EXERCISE PROMPT - Copy out all the lines in the records that include the word "fields".

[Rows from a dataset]
# # # # #

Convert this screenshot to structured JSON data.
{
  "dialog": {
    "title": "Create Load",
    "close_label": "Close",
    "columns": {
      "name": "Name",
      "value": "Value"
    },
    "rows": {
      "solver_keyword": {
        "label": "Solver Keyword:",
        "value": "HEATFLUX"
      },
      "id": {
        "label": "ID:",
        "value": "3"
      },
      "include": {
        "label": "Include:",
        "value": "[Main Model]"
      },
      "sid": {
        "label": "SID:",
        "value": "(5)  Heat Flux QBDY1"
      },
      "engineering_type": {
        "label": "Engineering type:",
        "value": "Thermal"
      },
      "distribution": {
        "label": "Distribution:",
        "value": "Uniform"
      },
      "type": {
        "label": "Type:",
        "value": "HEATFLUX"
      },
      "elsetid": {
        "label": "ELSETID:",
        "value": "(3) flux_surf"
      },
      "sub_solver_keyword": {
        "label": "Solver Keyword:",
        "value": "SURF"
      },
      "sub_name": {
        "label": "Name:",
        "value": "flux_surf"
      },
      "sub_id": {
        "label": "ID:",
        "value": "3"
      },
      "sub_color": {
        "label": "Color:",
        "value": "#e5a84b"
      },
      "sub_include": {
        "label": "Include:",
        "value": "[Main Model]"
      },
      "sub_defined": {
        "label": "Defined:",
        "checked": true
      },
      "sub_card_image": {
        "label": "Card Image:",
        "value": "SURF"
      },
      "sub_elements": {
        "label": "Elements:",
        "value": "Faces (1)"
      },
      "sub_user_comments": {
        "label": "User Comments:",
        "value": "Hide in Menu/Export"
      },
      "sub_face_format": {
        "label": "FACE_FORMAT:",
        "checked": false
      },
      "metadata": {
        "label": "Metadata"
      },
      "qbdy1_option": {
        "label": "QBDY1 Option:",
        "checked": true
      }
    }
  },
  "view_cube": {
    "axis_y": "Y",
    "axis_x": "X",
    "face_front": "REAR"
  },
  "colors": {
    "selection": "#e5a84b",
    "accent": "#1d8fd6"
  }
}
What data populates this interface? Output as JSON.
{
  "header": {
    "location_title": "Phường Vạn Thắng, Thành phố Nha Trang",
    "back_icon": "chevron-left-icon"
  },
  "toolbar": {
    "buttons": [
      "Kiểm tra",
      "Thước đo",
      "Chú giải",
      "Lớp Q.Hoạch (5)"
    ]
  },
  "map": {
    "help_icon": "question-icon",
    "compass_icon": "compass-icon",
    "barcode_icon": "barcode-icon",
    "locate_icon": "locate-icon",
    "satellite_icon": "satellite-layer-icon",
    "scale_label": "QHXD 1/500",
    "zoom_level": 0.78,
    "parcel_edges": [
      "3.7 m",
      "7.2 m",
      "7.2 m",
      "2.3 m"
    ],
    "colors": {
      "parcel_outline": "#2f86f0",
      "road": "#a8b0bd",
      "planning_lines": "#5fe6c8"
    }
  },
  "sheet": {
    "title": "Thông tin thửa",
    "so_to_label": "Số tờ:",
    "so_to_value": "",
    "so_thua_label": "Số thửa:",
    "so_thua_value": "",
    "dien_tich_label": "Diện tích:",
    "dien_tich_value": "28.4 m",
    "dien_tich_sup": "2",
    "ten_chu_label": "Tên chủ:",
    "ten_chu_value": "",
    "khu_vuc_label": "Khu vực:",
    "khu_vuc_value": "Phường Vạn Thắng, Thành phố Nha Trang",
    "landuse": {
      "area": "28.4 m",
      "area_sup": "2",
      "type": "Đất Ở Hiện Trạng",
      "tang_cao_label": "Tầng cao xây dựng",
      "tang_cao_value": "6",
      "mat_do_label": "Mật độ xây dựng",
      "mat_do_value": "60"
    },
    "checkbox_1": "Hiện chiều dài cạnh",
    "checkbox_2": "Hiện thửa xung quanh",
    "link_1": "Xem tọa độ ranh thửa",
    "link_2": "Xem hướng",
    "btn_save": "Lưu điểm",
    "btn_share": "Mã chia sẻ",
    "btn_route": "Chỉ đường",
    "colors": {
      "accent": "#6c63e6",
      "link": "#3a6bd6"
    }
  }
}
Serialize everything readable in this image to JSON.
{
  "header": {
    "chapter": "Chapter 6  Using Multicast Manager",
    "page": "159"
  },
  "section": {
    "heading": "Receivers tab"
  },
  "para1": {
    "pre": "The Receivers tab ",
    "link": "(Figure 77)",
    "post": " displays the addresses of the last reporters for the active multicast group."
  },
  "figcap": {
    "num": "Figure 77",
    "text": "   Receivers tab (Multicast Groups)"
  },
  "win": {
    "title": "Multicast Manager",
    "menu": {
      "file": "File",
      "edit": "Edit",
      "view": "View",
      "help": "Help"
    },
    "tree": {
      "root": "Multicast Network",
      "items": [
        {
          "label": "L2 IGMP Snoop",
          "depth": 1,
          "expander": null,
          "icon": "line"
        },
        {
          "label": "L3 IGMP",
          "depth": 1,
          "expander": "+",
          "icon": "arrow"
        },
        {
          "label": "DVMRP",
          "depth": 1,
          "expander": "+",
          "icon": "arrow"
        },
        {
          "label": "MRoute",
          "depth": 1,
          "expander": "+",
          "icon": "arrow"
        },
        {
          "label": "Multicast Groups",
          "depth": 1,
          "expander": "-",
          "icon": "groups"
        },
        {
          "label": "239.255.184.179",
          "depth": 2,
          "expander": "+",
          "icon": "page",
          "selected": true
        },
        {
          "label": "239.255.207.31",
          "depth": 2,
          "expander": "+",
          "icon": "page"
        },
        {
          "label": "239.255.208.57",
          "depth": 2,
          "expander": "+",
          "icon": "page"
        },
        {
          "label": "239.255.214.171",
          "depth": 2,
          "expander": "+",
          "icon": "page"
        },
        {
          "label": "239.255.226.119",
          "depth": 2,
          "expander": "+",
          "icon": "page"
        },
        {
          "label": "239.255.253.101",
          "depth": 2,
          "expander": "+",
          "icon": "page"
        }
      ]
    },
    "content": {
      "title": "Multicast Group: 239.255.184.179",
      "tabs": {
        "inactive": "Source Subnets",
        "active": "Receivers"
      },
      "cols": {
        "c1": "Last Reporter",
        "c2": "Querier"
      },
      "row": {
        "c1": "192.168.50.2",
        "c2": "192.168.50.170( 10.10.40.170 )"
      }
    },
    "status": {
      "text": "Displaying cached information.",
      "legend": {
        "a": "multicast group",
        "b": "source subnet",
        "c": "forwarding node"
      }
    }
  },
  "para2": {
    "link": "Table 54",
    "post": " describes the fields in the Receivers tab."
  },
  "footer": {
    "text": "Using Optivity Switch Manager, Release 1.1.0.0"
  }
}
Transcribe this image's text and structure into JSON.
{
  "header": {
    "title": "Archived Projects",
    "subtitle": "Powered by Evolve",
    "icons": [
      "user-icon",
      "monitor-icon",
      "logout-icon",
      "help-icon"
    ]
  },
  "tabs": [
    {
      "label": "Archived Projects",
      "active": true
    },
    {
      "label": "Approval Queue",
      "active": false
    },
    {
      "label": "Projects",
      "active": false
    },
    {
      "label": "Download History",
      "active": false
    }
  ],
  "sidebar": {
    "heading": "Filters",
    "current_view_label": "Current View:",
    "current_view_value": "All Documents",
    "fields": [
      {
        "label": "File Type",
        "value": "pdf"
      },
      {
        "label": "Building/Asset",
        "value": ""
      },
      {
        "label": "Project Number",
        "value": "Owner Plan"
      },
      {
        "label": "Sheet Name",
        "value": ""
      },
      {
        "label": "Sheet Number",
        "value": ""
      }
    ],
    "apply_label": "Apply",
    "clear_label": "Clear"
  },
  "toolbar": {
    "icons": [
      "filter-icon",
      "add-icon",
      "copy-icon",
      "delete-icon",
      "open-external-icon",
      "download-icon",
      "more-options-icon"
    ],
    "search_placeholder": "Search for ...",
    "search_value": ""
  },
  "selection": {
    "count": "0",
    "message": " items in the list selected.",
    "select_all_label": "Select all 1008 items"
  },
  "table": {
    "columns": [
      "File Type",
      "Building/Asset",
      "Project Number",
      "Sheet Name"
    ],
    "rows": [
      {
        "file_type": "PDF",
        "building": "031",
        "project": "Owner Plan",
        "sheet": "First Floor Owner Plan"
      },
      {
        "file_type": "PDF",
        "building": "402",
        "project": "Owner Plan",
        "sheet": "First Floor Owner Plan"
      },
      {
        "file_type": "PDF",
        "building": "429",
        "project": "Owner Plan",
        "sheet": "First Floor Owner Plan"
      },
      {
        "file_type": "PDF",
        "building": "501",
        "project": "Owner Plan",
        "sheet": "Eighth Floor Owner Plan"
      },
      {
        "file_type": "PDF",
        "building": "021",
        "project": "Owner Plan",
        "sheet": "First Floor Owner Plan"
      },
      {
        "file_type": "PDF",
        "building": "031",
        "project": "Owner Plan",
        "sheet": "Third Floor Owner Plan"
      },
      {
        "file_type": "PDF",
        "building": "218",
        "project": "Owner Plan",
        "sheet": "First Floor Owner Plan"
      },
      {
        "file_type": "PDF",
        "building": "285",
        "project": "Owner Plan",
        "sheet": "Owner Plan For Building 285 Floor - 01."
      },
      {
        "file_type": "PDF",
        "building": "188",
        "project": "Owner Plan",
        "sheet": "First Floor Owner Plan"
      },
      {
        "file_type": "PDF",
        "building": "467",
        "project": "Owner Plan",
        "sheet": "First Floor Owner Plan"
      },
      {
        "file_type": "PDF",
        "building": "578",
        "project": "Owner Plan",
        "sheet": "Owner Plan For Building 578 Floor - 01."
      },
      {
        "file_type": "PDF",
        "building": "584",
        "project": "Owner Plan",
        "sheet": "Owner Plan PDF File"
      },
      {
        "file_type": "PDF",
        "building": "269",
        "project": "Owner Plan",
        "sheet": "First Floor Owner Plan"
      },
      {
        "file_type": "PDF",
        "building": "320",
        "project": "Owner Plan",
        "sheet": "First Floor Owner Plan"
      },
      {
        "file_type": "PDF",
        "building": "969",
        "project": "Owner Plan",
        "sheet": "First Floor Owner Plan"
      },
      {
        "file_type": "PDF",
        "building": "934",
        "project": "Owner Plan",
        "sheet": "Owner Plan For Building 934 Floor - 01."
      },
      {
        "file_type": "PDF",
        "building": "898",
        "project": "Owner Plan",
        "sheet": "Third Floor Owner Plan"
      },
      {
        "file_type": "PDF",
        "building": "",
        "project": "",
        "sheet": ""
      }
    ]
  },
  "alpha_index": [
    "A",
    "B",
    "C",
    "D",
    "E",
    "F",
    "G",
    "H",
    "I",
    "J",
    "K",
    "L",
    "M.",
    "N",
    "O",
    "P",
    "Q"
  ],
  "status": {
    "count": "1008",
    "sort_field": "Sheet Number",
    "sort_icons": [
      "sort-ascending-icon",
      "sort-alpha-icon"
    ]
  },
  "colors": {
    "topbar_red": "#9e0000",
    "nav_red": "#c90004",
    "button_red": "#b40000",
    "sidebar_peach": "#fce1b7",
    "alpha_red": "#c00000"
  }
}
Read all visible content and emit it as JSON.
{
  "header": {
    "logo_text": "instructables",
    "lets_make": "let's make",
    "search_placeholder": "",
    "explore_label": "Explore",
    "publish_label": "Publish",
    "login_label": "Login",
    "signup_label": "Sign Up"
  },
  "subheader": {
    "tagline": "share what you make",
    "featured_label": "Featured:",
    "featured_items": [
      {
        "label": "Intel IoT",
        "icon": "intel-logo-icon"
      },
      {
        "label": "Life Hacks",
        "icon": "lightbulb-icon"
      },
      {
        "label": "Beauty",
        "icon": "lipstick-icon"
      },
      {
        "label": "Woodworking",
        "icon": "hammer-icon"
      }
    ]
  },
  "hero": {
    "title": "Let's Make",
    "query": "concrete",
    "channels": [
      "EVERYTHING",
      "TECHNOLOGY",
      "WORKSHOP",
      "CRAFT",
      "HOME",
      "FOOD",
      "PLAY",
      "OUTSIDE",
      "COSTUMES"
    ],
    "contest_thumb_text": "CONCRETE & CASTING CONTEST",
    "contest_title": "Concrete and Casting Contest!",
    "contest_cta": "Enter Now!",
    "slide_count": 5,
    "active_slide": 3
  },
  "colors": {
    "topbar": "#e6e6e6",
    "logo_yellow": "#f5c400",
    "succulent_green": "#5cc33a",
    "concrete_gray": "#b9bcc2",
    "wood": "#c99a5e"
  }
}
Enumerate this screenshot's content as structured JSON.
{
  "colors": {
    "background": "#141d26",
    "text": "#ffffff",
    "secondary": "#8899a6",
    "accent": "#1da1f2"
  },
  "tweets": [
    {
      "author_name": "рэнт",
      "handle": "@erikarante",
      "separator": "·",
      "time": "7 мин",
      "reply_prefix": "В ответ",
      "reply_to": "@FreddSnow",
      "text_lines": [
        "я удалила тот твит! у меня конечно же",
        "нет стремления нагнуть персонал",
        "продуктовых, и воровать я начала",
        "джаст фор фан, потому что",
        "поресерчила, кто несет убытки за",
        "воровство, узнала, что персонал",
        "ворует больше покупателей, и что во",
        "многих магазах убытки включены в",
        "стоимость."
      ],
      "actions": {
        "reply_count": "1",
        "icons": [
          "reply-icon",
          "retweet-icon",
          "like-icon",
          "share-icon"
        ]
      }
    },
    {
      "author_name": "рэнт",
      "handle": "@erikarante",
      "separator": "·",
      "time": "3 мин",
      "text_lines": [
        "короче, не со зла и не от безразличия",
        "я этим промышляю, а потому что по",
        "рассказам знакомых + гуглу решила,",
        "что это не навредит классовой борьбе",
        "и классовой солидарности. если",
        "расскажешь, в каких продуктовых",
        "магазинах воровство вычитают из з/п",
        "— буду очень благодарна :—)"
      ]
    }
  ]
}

# # # # #

SOLUTION FOR THIS PROBLEM -
    "post": " describes the fields in the Receivers tab."
    "fields": [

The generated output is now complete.